Your objective: Copy the lines that follow, keeping every character the same.

Records:
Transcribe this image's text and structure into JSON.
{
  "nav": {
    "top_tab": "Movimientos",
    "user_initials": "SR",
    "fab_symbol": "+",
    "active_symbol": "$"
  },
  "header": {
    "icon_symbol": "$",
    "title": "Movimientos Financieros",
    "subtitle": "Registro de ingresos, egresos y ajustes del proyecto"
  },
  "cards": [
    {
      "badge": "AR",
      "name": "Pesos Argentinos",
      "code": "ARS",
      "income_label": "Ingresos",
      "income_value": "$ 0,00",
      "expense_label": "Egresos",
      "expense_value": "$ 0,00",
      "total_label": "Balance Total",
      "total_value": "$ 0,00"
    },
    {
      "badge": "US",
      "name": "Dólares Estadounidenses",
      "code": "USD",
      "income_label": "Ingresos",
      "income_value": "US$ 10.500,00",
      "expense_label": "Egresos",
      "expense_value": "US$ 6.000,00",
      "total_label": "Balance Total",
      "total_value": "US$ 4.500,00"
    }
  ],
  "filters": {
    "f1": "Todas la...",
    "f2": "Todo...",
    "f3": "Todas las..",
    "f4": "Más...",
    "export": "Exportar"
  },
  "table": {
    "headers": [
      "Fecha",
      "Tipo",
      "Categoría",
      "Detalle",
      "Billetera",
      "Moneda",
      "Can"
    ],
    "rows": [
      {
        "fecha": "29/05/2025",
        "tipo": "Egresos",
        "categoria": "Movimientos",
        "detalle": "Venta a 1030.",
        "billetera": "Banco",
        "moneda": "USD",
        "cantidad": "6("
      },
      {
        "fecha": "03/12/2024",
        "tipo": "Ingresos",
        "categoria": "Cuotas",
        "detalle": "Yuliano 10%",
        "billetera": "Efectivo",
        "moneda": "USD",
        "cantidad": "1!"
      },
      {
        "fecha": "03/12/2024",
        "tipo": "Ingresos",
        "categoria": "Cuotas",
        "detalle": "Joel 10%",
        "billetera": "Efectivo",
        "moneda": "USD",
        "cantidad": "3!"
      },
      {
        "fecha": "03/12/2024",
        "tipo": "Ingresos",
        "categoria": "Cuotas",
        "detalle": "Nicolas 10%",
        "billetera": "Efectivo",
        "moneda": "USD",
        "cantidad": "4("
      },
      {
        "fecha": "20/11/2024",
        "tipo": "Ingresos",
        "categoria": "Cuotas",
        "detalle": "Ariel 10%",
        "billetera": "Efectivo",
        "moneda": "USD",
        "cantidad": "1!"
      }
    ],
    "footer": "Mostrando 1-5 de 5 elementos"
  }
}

Finished exercise:
Transcribe this image's text and structure into JSON.
{
  "nav": {
    "top_tab": "Movimientos",
    "user_initials": "SR",
    "fab_symbol": "+",
    "active_symbol": "$"
  },
  "header": {
    "icon_symbol": "$",
    "title": "Movimientos Financieros",
    "subtitle": "Registro de ingresos, egresos y ajustes del proyecto"
  },
  "cards": [
    {
      "badge": "AR",
      "name": "Pesos Argentinos",
      "code": "ARS",
      "income_label": "Ingresos",
      "income_value": "$ 0,00",
      "expense_label": "Egresos",
      "expense_value": "$ 0,00",
      "total_label": "Balance Total",
      "total_value": "$ 0,00"
    },
    {
      "badge": "US",
      "name": "Dólares Estadounidenses",
      "code": "USD",
      "income_label": "Ingresos",
      "income_value": "US$ 10.500,00",
      "expense_label": "Egresos",
      "expense_value": "US$ 6.000,00",
      "total_label": "Balance Total",
      "total_value": "US$ 4.500,00"
    }
  ],
  "filters": {
    "f1": "Todas la...",
    "f2": "Todo...",
    "f3": "Todas las..",
    "f4": "Más...",
    "export": "Exportar"
  },
  "table": {
    "headers": [
      "Fecha",
      "Tipo",
      "Categoría",
      "Detalle",
      "Billetera",
      "Moneda",
      "Can"
    ],
    "rows": [
      {
        "fecha": "29/05/2025",
        "tipo": "Egresos",
        "categoria": "Movimientos",
        "detalle": "Venta a 1030.",
        "billetera": "Banco",
        "moneda": "USD",
        "cantidad": "6("
      },
      {
        "fecha": "03/12/2024",
        "tipo": "Ingresos",
        "categoria": "Cuotas",
        "detalle": "Yuliano 10%",
        "billetera": "Efectivo",
        "moneda": "USD",
        "cantidad": "1!"
      },
      {
        "fecha": "03/12/2024",
        "tipo": "Ingresos",
        "categoria": "Cuotas",
        "detalle": "Joel 10%",
        "billetera": "Efectivo",
        "moneda": "USD",
        "cantidad": "3!"
      },
      {
        "fecha": "03/12/2024",
        "tipo": "Ingresos",
        "categoria": "Cuotas",
        "detalle": "Nicolas 10%",
        "billetera": "Efectivo",
        "moneda": "USD",
        "cantidad": "4("
      },
      {
        "fecha": "20/11/2024",
        "tipo": "Ingresos",
        "categoria": "Cuotas",
        "detalle": "Ariel 10%",
        "billetera": "Efectivo",
        "moneda": "USD",
        "cantidad": "1!"
      }
    ],
    "footer": "Mostrando 1-5 de 5 elementos"
  }
}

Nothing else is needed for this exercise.